>> begin Data to process
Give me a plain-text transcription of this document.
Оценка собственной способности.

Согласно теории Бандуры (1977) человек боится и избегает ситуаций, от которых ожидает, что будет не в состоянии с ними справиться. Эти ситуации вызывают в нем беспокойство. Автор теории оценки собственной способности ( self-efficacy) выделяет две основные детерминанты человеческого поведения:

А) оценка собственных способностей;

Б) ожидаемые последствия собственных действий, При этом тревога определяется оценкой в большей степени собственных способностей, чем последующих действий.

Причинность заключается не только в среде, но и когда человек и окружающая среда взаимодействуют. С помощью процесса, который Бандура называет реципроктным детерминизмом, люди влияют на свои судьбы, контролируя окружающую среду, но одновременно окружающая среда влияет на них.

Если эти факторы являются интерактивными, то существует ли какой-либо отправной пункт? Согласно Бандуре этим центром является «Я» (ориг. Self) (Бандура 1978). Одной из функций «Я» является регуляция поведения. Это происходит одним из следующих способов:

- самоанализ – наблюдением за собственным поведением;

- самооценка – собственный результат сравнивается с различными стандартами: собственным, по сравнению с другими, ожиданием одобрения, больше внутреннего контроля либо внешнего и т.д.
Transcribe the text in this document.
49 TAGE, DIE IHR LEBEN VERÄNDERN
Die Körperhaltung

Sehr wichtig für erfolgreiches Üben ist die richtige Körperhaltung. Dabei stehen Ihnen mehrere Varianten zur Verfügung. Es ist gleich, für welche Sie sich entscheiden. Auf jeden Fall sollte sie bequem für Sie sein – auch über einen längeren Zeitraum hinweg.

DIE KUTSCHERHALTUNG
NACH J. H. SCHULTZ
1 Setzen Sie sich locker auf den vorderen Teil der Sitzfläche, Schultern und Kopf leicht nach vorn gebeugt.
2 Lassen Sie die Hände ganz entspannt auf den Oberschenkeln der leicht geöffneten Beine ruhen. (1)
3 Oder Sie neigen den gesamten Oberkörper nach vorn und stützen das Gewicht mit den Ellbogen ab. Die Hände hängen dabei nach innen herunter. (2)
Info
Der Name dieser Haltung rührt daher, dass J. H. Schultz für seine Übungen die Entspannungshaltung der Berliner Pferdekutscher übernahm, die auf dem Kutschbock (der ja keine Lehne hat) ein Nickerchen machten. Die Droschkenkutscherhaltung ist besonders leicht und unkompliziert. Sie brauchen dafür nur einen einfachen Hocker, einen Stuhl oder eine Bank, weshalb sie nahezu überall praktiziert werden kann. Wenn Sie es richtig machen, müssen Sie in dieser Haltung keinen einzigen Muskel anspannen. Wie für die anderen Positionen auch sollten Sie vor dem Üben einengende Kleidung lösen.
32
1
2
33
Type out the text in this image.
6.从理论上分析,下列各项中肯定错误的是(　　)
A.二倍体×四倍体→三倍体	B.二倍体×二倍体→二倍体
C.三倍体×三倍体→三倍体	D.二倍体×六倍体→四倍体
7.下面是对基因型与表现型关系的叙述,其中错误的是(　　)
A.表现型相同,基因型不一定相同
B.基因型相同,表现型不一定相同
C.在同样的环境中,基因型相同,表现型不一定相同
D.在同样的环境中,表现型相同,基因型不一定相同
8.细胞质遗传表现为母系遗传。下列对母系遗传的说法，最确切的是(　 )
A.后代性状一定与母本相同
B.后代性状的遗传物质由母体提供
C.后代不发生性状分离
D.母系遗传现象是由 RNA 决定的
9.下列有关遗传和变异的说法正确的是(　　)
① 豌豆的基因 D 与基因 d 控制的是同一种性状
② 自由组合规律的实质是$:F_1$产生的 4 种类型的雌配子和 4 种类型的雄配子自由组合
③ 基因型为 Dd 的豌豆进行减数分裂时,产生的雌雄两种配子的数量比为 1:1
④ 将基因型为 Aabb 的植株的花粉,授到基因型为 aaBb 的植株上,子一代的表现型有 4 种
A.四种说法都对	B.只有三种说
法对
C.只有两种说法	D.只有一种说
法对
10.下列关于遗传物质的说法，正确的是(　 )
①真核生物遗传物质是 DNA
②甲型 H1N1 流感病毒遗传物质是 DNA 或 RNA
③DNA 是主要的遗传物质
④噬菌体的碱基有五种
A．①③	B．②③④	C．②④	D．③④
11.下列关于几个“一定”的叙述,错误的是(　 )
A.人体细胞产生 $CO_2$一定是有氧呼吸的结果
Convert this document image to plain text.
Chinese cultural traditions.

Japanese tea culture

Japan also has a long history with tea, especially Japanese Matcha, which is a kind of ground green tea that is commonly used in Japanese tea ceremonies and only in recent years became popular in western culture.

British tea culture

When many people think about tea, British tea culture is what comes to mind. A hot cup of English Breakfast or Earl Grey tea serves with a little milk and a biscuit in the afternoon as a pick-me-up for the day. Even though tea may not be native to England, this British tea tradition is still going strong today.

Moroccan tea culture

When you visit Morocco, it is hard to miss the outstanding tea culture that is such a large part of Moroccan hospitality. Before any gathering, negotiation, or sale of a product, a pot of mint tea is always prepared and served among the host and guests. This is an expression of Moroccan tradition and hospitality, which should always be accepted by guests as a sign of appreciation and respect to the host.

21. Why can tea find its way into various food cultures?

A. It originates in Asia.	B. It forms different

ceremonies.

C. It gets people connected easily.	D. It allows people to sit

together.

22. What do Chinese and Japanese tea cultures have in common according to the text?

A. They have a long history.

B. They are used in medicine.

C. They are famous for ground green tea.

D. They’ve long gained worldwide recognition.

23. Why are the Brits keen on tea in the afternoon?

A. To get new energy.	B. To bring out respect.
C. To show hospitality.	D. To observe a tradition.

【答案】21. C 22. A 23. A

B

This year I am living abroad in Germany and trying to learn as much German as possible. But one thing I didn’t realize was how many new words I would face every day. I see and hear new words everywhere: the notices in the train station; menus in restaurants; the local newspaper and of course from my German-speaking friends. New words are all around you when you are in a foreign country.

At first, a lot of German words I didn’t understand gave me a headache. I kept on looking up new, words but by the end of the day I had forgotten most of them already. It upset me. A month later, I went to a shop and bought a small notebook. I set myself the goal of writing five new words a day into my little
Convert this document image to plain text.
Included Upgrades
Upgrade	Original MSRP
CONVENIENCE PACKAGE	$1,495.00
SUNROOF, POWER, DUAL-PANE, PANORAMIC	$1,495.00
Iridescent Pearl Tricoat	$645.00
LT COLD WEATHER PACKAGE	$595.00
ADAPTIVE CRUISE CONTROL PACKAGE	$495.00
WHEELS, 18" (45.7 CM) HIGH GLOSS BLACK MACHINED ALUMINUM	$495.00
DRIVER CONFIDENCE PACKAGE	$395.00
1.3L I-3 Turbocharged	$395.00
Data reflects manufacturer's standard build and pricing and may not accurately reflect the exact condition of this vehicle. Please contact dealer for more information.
>> end Data to process
• [Given problem]:
Copy all the records above exactly, missing none.

• [Response to the exercise]:
Give me a plain-text transcription of this document.
Оценка собственной способности.

Согласно теории Бандуры (1977) человек боится и избегает ситуаций, от которых ожидает, что будет не в состоянии с ними справиться. Эти ситуации вызывают в нем беспокойство. Автор теории оценки собственной способности ( self-efficacy) выделяет две основные детерминанты человеческого поведения:

А) оценка собственных способностей;

Б) ожидаемые последствия собственных действий, При этом тревога определяется оценкой в большей степени собственных способностей, чем последующих действий.

Причинность заключается не только в среде, но и когда человек и окружающая среда взаимодействуют. С помощью процесса, который Бандура называет реципроктным детерминизмом, люди влияют на свои судьбы, контролируя окружающую среду, но одновременно окружающая среда влияет на них.

Если эти факторы являются интерактивными, то существует ли какой-либо отправной пункт? Согласно Бандуре этим центром является «Я» (ориг. Self) (Бандура 1978). Одной из функций «Я» является регуляция поведения. Это происходит одним из следующих способов:

- самоанализ – наблюдением за собственным поведением;

- самооценка – собственный результат сравнивается с различными стандартами: собственным, по сравнению с другими, ожиданием одобрения, больше внутреннего контроля либо внешнего и т.д.
Transcribe the text in this document.
49 TAGE, DIE IHR LEBEN VERÄNDERN
Die Körperhaltung

Sehr wichtig für erfolgreiches Üben ist die richtige Körperhaltung. Dabei stehen Ihnen mehrere Varianten zur Verfügung. Es ist gleich, für welche Sie sich entscheiden. Auf jeden Fall sollte sie bequem für Sie sein – auch über einen längeren Zeitraum hinweg.

DIE KUTSCHERHALTUNG
NACH J. H. SCHULTZ
1 Setzen Sie sich locker auf den vorderen Teil der Sitzfläche, Schultern und Kopf leicht nach vorn gebeugt.
2 Lassen Sie die Hände ganz entspannt auf den Oberschenkeln der leicht geöffneten Beine ruhen. (1)
3 Oder Sie neigen den gesamten Oberkörper nach vorn und stützen das Gewicht mit den Ellbogen ab. Die Hände hängen dabei nach innen herunter. (2)
Info
Der Name dieser Haltung rührt daher, dass J. H. Schultz für seine Übungen die Entspannungshaltung der Berliner Pferdekutscher übernahm, die auf dem Kutschbock (der ja keine Lehne hat) ein Nickerchen machten. Die Droschkenkutscherhaltung ist besonders leicht und unkompliziert. Sie brauchen dafür nur einen einfachen Hocker, einen Stuhl oder eine Bank, weshalb sie nahezu überall praktiziert werden kann. Wenn Sie es richtig machen, müssen Sie in dieser Haltung keinen einzigen Muskel anspannen. Wie für die anderen Positionen auch sollten Sie vor dem Üben einengende Kleidung lösen.
32
1
2
33
Type out the text in this image.
6.从理论上分析,下列各项中肯定错误的是(　　)
A.二倍体×四倍体→三倍体	B.二倍体×二倍体→二倍体
C.三倍体×三倍体→三倍体	D.二倍体×六倍体→四倍体
7.下面是对基因型与表现型关系的叙述,其中错误的是(　　)
A.表现型相同,基因型不一定相同
B.基因型相同,表现型不一定相同
C.在同样的环境中,基因型相同,表现型不一定相同
D.在同样的环境中,表现型相同,基因型不一定相同
8.细胞质遗传表现为母系遗传。下列对母系遗传的说法，最确切的是(　 )
A.后代性状一定与母本相同
B.后代性状的遗传物质由母体提供
C.后代不发生性状分离
D.母系遗传现象是由 RNA 决定的
9.下列有关遗传和变异的说法正确的是(　　)
① 豌豆的基因 D 与基因 d 控制的是同一种性状
② 自由组合规律的实质是$:F_1$产生的 4 种类型的雌配子和 4 种类型的雄配子自由组合
③ 基因型为 Dd 的豌豆进行减数分裂时,产生的雌雄两种配子的数量比为 1:1
④ 将基因型为 Aabb 的植株的花粉,授到基因型为 aaBb 的植株上,子一代的表现型有 4 种
A.四种说法都对	B.只有三种说
法对
C.只有两种说法	D.只有一种说
法对
10.下列关于遗传物质的说法，正确的是(　 )
①真核生物遗传物质是 DNA
②甲型 H1N1 流感病毒遗传物质是 DNA 或 RNA
③DNA 是主要的遗传物质
④噬菌体的碱基有五种
A．①③	B．②③④	C．②④	D．③④
11.下列关于几个“一定”的叙述,错误的是(　 )
A.人体细胞产生 $CO_2$一定是有氧呼吸的结果
Convert this document image to plain text.
Chinese cultural traditions.

Japanese tea culture

Japan also has a long history with tea, especially Japanese Matcha, which is a kind of ground green tea that is commonly used in Japanese tea ceremonies and only in recent years became popular in western culture.

British tea culture

When many people think about tea, British tea culture is what comes to mind. A hot cup of English Breakfast or Earl Grey tea serves with a little milk and a biscuit in the afternoon as a pick-me-up for the day. Even though tea may not be native to England, this British tea tradition is still going strong today.

Moroccan tea culture

When you visit Morocco, it is hard to miss the outstanding tea culture that is such a large part of Moroccan hospitality. Before any gathering, negotiation, or sale of a product, a pot of mint tea is always prepared and served among the host and guests. This is an expression of Moroccan tradition and hospitality, which should always be accepted by guests as a sign of appreciation and respect to the host.

21. Why can tea find its way into various food cultures?

A. It originates in Asia.	B. It forms different

ceremonies.

C. It gets people connected easily.	D. It allows people to sit

together.

22. What do Chinese and Japanese tea cultures have in common according to the text?

A. They have a long history.

B. They are used in medicine.

C. They are famous for ground green tea.

D. They’ve long gained worldwide recognition.

23. Why are the Brits keen on tea in the afternoon?

A. To get new energy.	B. To bring out respect.
C. To show hospitality.	D. To observe a tradition.

【答案】21. C 22. A 23. A

B

This year I am living abroad in Germany and trying to learn as much German as possible. But one thing I didn’t realize was how many new words I would face every day. I see and hear new words everywhere: the notices in the train station; menus in restaurants; the local newspaper and of course from my German-speaking friends. New words are all around you when you are in a foreign country.

At first, a lot of German words I didn’t understand gave me a headache. I kept on looking up new, words but by the end of the day I had forgotten most of them already. It upset me. A month later, I went to a shop and bought a small notebook. I set myself the goal of writing five new words a day into my little
Convert this document image to plain text.
Included Upgrades
Upgrade	Original MSRP
CONVENIENCE PACKAGE	$1,495.00
SUNROOF, POWER, DUAL-PANE, PANORAMIC	$1,495.00
Iridescent Pearl Tricoat	$645.00
LT COLD WEATHER PACKAGE	$595.00
ADAPTIVE CRUISE CONTROL PACKAGE	$495.00
WHEELS, 18" (45.7 CM) HIGH GLOSS BLACK MACHINED ALUMINUM	$495.00
DRIVER CONFIDENCE PACKAGE	$395.00
1.3L I-3 Turbocharged	$395.00
Data reflects manufacturer's standard build and pricing and may not accurately reflect the exact condition of this vehicle. Please contact dealer for more information.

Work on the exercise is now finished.